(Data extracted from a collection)
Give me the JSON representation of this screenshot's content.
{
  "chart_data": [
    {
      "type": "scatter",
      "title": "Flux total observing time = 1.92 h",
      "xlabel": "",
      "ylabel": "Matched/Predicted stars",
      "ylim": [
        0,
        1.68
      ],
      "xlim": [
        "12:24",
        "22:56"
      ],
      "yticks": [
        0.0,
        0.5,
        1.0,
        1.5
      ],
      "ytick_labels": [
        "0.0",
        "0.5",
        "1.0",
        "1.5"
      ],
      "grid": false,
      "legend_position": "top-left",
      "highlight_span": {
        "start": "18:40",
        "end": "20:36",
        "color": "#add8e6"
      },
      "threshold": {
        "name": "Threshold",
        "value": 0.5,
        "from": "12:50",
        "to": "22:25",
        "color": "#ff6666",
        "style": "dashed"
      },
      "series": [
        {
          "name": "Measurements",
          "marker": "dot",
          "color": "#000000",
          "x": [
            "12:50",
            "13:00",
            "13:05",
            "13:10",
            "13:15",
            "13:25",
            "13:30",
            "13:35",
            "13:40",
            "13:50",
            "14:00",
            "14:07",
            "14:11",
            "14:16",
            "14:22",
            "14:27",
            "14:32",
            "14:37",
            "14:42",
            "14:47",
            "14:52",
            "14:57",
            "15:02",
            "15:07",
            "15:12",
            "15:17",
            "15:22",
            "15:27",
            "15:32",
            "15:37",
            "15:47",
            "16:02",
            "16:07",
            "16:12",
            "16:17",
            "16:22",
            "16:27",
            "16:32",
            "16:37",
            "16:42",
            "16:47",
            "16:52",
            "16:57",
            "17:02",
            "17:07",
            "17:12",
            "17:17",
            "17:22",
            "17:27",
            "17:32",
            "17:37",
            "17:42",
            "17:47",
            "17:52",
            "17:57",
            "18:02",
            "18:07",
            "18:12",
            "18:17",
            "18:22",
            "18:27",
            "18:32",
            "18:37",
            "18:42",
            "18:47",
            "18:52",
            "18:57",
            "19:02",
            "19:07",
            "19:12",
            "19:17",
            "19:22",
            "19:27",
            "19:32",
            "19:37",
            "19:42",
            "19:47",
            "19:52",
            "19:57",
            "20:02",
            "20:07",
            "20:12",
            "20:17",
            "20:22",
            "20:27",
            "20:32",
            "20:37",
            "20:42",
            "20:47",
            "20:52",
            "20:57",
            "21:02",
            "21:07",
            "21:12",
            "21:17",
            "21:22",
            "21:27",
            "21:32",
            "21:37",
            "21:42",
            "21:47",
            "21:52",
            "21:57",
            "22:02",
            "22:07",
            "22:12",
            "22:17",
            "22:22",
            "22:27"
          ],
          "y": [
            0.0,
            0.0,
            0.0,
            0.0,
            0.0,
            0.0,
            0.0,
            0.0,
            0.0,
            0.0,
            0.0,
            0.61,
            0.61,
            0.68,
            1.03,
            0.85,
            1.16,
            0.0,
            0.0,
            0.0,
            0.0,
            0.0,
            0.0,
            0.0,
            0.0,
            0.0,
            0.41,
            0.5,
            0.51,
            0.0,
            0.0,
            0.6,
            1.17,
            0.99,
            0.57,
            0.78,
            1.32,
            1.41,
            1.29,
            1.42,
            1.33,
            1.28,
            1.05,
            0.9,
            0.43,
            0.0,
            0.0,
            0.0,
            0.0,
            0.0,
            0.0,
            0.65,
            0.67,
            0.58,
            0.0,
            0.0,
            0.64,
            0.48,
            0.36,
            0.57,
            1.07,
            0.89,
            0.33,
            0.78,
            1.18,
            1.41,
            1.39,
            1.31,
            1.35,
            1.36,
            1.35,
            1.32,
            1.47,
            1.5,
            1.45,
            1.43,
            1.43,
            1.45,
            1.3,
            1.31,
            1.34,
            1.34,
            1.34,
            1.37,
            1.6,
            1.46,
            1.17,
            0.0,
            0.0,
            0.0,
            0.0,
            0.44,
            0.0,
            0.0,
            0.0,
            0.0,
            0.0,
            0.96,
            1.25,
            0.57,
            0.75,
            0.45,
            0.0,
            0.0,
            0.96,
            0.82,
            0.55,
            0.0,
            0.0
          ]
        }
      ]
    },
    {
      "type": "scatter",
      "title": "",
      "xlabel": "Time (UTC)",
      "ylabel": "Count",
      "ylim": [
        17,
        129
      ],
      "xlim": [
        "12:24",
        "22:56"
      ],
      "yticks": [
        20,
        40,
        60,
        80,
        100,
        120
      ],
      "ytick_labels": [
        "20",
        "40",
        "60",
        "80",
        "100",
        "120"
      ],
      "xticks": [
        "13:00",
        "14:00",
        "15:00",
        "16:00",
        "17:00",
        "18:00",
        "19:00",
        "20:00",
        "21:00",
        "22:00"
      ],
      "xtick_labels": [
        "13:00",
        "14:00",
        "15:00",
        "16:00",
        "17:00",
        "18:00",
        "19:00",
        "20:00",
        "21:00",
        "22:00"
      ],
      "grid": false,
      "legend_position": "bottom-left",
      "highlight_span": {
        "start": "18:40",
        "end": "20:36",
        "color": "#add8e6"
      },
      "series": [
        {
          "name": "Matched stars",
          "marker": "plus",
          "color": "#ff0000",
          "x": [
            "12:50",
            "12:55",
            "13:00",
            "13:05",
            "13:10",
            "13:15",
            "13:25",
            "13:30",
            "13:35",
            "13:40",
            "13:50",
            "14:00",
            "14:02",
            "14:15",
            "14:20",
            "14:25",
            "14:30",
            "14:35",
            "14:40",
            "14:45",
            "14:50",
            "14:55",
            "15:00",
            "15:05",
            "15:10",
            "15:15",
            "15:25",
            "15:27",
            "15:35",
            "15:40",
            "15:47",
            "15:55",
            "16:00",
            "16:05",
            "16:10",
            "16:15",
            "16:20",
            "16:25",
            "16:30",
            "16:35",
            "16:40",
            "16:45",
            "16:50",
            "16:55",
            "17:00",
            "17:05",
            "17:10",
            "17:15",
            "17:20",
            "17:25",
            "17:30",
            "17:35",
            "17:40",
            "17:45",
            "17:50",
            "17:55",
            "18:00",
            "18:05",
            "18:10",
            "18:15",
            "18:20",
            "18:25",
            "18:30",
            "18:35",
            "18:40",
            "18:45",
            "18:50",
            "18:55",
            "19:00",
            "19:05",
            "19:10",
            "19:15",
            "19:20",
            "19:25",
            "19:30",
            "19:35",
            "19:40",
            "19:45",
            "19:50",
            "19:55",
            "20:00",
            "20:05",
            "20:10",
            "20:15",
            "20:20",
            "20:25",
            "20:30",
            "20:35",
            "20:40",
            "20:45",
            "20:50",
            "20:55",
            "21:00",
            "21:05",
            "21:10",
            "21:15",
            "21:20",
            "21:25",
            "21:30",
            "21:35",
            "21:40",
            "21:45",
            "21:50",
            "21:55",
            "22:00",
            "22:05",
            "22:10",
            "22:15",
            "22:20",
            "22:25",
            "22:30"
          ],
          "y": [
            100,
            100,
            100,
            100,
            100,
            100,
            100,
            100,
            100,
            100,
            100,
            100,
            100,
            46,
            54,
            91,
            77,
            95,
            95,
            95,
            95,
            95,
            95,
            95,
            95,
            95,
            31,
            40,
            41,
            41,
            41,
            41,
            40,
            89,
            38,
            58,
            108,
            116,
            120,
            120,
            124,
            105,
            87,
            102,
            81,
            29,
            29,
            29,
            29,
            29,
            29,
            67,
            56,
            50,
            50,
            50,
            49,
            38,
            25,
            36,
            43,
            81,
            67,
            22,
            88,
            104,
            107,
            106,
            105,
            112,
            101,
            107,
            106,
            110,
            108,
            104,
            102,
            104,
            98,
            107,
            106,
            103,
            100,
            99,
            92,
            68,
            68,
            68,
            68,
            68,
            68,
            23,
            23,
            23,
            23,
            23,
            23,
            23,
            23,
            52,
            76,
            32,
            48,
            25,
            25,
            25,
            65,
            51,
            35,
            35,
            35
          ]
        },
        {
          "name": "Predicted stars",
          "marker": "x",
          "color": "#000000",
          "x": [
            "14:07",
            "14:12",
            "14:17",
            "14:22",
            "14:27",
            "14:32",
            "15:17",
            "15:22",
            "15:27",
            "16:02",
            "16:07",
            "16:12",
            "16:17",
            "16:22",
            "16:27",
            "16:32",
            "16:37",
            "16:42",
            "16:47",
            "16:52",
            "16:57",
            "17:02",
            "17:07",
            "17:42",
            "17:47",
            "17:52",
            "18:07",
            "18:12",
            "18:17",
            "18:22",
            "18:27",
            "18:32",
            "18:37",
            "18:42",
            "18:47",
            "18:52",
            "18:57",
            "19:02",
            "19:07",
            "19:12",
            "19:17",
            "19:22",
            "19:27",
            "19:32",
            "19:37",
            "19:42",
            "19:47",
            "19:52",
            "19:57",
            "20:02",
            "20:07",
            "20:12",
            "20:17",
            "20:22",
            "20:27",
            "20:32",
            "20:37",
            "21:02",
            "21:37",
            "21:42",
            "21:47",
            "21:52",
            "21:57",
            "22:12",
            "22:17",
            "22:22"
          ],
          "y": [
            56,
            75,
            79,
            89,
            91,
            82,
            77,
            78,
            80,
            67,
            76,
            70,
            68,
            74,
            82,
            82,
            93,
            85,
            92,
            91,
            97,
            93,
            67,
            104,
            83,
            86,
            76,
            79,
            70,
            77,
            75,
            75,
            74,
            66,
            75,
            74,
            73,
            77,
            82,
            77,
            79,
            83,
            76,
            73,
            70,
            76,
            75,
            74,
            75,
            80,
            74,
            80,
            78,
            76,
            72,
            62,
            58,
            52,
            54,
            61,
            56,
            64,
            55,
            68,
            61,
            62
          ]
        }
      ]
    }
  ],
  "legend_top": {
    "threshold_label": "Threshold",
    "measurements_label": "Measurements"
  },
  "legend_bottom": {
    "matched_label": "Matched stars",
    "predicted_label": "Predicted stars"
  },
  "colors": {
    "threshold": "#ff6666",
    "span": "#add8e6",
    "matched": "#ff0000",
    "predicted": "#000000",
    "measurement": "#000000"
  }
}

● Your objective
Looking at the listing above, count the lines that contain "ylabel" and give nothing but the number.

● Final result
2